» **Dataset content**
---

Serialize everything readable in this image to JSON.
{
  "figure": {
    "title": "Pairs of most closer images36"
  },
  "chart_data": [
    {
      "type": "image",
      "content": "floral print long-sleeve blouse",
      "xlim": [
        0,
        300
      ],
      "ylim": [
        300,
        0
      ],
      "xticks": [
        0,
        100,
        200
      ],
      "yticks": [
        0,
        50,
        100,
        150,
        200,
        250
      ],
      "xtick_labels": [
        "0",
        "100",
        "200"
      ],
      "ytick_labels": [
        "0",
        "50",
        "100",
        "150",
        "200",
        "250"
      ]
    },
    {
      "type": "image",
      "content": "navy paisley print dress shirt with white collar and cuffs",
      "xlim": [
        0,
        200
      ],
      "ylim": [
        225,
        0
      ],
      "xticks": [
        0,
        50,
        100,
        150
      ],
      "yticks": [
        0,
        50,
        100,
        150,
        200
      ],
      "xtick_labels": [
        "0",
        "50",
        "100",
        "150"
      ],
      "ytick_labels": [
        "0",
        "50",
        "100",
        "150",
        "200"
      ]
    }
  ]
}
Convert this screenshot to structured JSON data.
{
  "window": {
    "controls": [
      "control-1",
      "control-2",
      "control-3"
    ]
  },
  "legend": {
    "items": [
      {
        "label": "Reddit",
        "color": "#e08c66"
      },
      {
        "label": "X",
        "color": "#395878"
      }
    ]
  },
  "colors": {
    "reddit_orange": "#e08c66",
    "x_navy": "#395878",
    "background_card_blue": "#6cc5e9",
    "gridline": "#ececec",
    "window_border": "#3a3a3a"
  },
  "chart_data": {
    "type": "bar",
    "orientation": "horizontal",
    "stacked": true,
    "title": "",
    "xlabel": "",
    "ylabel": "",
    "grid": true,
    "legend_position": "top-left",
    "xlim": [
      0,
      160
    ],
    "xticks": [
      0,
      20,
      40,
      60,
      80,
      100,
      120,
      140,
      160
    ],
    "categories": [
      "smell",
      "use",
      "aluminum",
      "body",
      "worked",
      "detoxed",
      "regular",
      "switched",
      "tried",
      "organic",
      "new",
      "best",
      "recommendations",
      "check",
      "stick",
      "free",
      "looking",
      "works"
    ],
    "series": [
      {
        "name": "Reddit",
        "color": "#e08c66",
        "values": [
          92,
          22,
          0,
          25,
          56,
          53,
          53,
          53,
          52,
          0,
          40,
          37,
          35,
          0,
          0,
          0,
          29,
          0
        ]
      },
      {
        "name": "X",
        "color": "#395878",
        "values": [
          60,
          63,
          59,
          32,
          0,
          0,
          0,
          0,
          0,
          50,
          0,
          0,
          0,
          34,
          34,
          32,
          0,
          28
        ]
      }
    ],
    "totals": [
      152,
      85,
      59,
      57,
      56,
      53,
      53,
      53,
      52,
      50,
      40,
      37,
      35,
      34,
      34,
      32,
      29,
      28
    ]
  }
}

---

» **Work required**
Look through the entries above; copy every line holding the string "JSON".

» **Reply to the task**
Serialize everything readable in this image to JSON.
Convert this screenshot to structured JSON data.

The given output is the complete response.